┏━━

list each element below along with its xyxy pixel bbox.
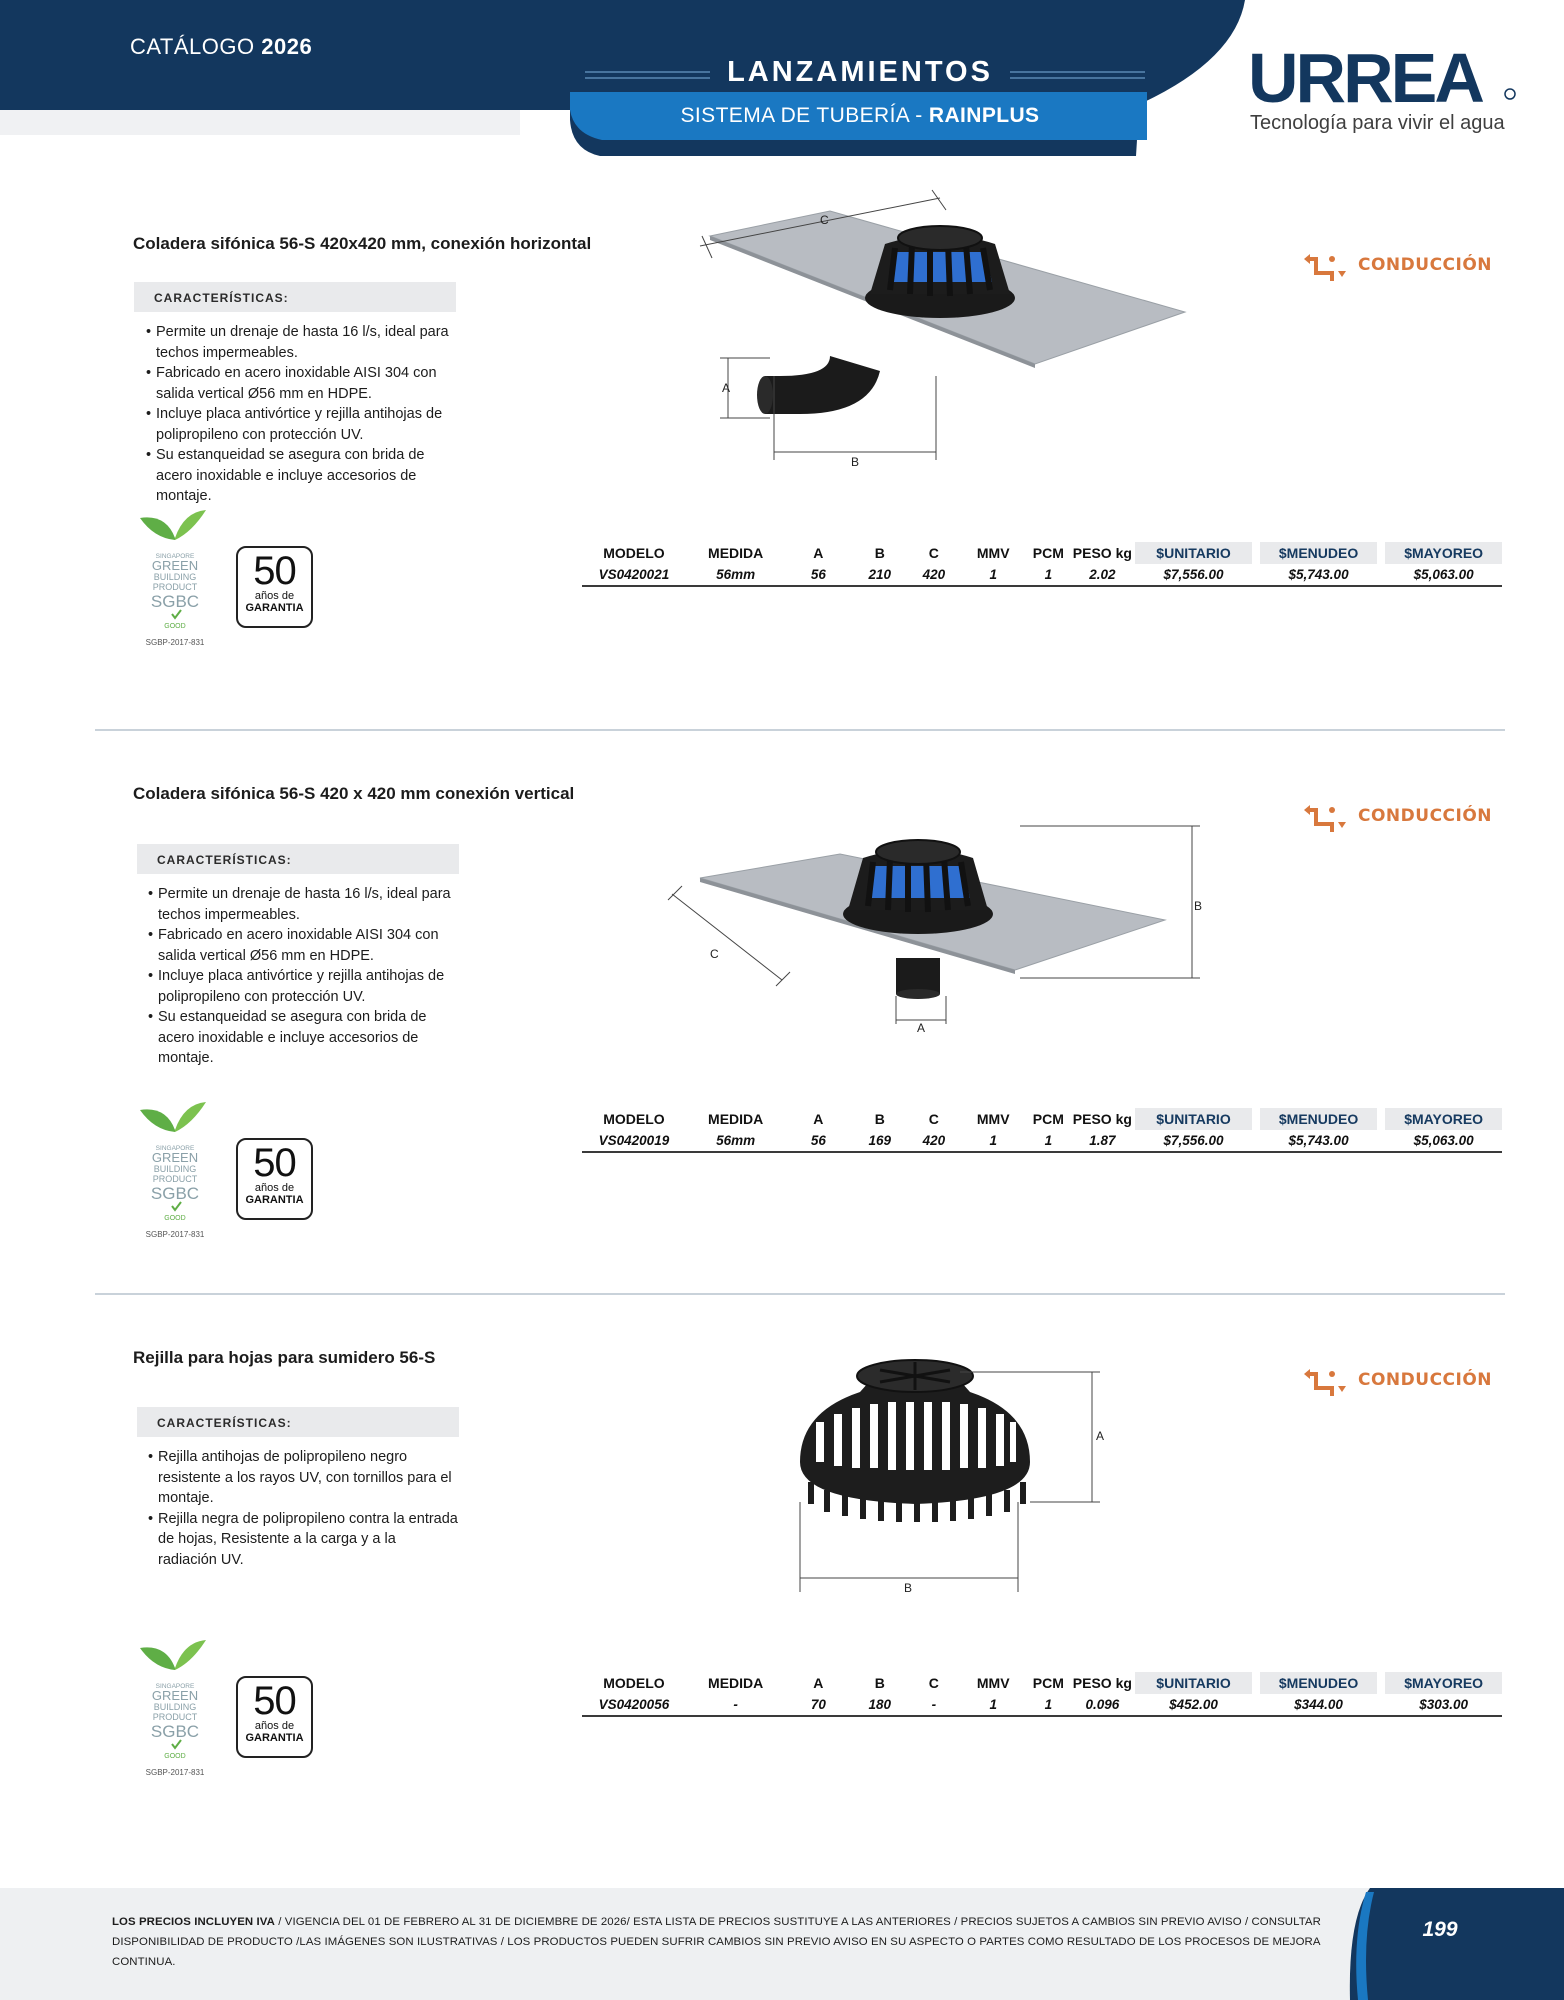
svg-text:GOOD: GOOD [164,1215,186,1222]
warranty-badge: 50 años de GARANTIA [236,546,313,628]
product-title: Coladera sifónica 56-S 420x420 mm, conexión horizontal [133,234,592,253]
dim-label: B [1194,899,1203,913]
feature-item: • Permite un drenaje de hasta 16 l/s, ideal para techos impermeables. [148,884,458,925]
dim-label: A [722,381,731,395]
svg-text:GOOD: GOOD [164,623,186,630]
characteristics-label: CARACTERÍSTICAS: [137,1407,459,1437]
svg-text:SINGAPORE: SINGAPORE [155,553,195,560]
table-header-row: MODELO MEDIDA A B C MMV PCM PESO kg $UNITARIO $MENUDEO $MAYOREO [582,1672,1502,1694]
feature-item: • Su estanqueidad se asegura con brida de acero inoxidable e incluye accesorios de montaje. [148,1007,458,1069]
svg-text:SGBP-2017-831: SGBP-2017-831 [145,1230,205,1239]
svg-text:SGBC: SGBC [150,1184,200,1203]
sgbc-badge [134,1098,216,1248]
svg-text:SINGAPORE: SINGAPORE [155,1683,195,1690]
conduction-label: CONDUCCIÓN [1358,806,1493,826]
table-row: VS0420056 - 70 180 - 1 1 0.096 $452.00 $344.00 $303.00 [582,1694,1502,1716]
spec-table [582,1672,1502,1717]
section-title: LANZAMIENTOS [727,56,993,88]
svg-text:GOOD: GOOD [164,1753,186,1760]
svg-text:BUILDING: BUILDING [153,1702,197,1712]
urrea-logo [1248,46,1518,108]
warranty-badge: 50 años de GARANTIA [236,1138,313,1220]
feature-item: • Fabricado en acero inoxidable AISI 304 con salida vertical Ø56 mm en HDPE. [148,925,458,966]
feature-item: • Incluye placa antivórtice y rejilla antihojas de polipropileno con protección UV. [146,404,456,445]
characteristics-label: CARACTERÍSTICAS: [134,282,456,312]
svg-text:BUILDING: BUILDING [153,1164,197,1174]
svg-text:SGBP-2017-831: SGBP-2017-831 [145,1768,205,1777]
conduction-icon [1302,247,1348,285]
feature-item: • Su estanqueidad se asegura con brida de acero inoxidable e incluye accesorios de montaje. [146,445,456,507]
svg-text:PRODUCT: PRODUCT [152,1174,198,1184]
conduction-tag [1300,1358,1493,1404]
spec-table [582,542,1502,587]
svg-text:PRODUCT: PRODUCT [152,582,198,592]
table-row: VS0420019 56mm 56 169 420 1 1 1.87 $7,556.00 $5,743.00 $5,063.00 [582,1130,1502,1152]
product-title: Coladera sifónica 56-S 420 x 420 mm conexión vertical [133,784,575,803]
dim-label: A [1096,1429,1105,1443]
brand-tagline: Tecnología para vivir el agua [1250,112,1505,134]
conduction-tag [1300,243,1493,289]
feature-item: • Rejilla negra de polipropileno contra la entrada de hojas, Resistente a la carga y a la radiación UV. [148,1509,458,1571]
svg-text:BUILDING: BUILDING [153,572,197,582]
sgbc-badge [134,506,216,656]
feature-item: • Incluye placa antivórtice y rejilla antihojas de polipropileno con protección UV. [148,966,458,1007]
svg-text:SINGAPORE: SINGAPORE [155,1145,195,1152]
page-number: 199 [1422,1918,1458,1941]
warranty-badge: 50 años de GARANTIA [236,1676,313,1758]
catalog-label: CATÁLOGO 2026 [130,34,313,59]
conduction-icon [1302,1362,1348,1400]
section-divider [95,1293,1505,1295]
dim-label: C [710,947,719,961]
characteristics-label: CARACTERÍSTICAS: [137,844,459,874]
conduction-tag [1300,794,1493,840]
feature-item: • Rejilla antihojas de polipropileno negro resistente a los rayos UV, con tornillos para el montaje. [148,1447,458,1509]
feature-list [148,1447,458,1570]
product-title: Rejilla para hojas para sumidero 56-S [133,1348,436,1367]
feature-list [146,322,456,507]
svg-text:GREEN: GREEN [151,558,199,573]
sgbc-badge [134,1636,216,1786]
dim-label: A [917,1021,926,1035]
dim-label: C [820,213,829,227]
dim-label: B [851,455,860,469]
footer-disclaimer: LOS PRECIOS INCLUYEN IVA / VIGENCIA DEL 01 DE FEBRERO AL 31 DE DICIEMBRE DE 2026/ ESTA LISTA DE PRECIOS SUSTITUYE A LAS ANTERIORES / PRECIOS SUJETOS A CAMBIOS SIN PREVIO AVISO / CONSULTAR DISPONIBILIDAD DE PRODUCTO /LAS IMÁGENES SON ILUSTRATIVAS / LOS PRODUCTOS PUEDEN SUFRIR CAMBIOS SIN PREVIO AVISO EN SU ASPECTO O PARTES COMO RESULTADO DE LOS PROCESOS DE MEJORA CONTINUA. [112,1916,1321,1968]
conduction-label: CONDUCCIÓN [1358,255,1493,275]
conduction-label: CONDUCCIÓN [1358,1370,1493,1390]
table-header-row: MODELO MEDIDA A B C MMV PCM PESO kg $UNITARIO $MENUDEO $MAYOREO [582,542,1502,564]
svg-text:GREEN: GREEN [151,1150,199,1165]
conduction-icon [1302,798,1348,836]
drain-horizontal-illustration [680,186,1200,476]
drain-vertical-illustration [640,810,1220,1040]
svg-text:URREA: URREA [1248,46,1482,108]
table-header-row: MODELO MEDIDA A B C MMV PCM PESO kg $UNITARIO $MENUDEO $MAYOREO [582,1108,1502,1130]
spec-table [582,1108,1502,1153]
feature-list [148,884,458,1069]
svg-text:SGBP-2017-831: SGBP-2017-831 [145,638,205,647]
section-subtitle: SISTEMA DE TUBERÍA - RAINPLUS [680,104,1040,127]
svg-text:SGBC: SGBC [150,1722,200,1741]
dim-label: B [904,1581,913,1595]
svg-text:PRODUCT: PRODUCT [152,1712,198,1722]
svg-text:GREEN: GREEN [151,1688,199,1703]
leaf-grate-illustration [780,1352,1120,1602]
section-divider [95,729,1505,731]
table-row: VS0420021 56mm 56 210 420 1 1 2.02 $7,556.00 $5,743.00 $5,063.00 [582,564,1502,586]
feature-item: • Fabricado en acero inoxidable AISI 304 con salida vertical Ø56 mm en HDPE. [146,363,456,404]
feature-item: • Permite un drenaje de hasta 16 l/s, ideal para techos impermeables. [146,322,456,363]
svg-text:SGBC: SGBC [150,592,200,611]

┗━━

An exact reproduction of every record above is required, with no pictures included.

Output for this task ->
list each element below along with its xyxy pixel bbox.
svg-text:GOOD: GOOD [164,1215,186,1222]
warranty-badge: 50 años de GARANTIA [236,546,313,628]
product-title: Coladera sifónica 56-S 420x420 mm, conexión horizontal [133,234,592,253]
dim-label: B [1194,899,1203,913]
feature-item: • Permite un drenaje de hasta 16 l/s, ideal para techos impermeables. [148,884,458,925]
dim-label: A [722,381,731,395]
svg-text:GOOD: GOOD [164,623,186,630]
characteristics-label: CARACTERÍSTICAS: [137,1407,459,1437]
svg-text:SINGAPORE: SINGAPORE [155,553,195,560]
table-header-row: MODELO MEDIDA A B C MMV PCM PESO kg $UNITARIO $MENUDEO $MAYOREO [582,1672,1502,1694]
feature-item: • Su estanqueidad se asegura con brida de acero inoxidable e incluye accesorios de montaje. [148,1007,458,1069]
svg-text:SGBP-2017-831: SGBP-2017-831 [145,1230,205,1239]
svg-text:SGBC: SGBC [150,1184,200,1203]
sgbc-badge [134,1098,216,1248]
svg-text:SINGAPORE: SINGAPORE [155,1683,195,1690]
conduction-label: CONDUCCIÓN [1358,806,1493,826]
table-row: VS0420056 - 70 180 - 1 1 0.096 $452.00 $344.00 $303.00 [582,1694,1502,1716]
spec-table [582,1672,1502,1717]
section-title: LANZAMIENTOS [727,56,993,88]
svg-text:GOOD: GOOD [164,1753,186,1760]
svg-text:BUILDING: BUILDING [153,1702,197,1712]
urrea-logo [1248,46,1518,108]
warranty-badge: 50 años de GARANTIA [236,1138,313,1220]
feature-item: • Fabricado en acero inoxidable AISI 304 con salida vertical Ø56 mm en HDPE. [148,925,458,966]
feature-item: • Incluye placa antivórtice y rejilla antihojas de polipropileno con protección UV. [146,404,456,445]
characteristics-label: CARACTERÍSTICAS: [134,282,456,312]
svg-text:BUILDING: BUILDING [153,1164,197,1174]
svg-text:SGBP-2017-831: SGBP-2017-831 [145,1768,205,1777]
conduction-icon [1302,247,1348,285]
feature-item: • Su estanqueidad se asegura con brida de acero inoxidable e incluye accesorios de montaje. [146,445,456,507]
svg-text:PRODUCT: PRODUCT [152,1174,198,1184]
conduction-tag [1300,1358,1493,1404]
spec-table [582,542,1502,587]
svg-text:PRODUCT: PRODUCT [152,582,198,592]
table-row: VS0420019 56mm 56 169 420 1 1 1.87 $7,556.00 $5,743.00 $5,063.00 [582,1130,1502,1152]
product-title: Coladera sifónica 56-S 420 x 420 mm conexión vertical [133,784,575,803]
dim-label: A [1096,1429,1105,1443]
brand-tagline: Tecnología para vivir el agua [1250,112,1505,134]
conduction-tag [1300,243,1493,289]
feature-item: • Rejilla negra de polipropileno contra la entrada de hojas, Resistente a la carga y a la radiación UV. [148,1509,458,1571]
svg-text:BUILDING: BUILDING [153,572,197,582]
sgbc-badge [134,506,216,656]
feature-item: • Incluye placa antivórtice y rejilla antihojas de polipropileno con protección UV. [148,966,458,1007]
svg-text:SINGAPORE: SINGAPORE [155,1145,195,1152]
page-number: 199 [1422,1918,1458,1941]
warranty-badge: 50 años de GARANTIA [236,1676,313,1758]
catalog-label: CATÁLOGO 2026 [130,34,313,59]
conduction-icon [1302,1362,1348,1400]
section-divider [95,1293,1505,1295]
dim-label: C [710,947,719,961]
characteristics-label: CARACTERÍSTICAS: [137,844,459,874]
conduction-tag [1300,794,1493,840]
feature-item: • Rejilla antihojas de polipropileno negro resistente a los rayos UV, con tornillos para el montaje. [148,1447,458,1509]
feature-list [148,1447,458,1570]
product-title: Rejilla para hojas para sumidero 56-S [133,1348,436,1367]
feature-list [146,322,456,507]
svg-text:GREEN: GREEN [151,558,199,573]
sgbc-badge [134,1636,216,1786]
dim-label: A [917,1021,926,1035]
dim-label: C [820,213,829,227]
dim-label: B [851,455,860,469]
footer-disclaimer: LOS PRECIOS INCLUYEN IVA / VIGENCIA DEL 01 DE FEBRERO AL 31 DE DICIEMBRE DE 2026/ ESTA LISTA DE PRECIOS SUSTITUYE A LAS ANTERIORES / PRECIOS SUJETOS A CAMBIOS SIN PREVIO AVISO / CONSULTAR DISPONIBILIDAD DE PRODUCTO /LAS IMÁGENES SON ILUSTRATIVAS / LOS PRODUCTOS PUEDEN SUFRIR CAMBIOS SIN PREVIO AVISO EN SU ASPECTO O PARTES COMO RESULTADO DE LOS PROCESOS DE MEJORA CONTINUA. [112,1916,1321,1968]
conduction-label: CONDUCCIÓN [1358,255,1493,275]
conduction-label: CONDUCCIÓN [1358,1370,1493,1390]
table-header-row: MODELO MEDIDA A B C MMV PCM PESO kg $UNITARIO $MENUDEO $MAYOREO [582,542,1502,564]
svg-text:GREEN: GREEN [151,1150,199,1165]
conduction-icon [1302,798,1348,836]
drain-horizontal-illustration [680,186,1200,476]
drain-vertical-illustration [640,810,1220,1040]
svg-text:URREA: URREA [1248,46,1482,108]
table-header-row: MODELO MEDIDA A B C MMV PCM PESO kg $UNITARIO $MENUDEO $MAYOREO [582,1108,1502,1130]
spec-table [582,1108,1502,1153]
feature-list [148,884,458,1069]
svg-text:SGBP-2017-831: SGBP-2017-831 [145,638,205,647]
section-subtitle: SISTEMA DE TUBERÍA - RAINPLUS [680,104,1040,127]
svg-text:SGBC: SGBC [150,1722,200,1741]
dim-label: B [904,1581,913,1595]
svg-text:PRODUCT: PRODUCT [152,1712,198,1722]
svg-text:GREEN: GREEN [151,1688,199,1703]
leaf-grate-illustration [780,1352,1120,1602]
section-divider [95,729,1505,731]
table-row: VS0420021 56mm 56 210 420 1 1 2.02 $7,556.00 $5,743.00 $5,063.00 [582,564,1502,586]
feature-item: • Fabricado en acero inoxidable AISI 304 con salida vertical Ø56 mm en HDPE. [146,363,456,404]
feature-item: • Permite un drenaje de hasta 16 l/s, ideal para techos impermeables. [146,322,456,363]
svg-text:SGBC: SGBC [150,592,200,611]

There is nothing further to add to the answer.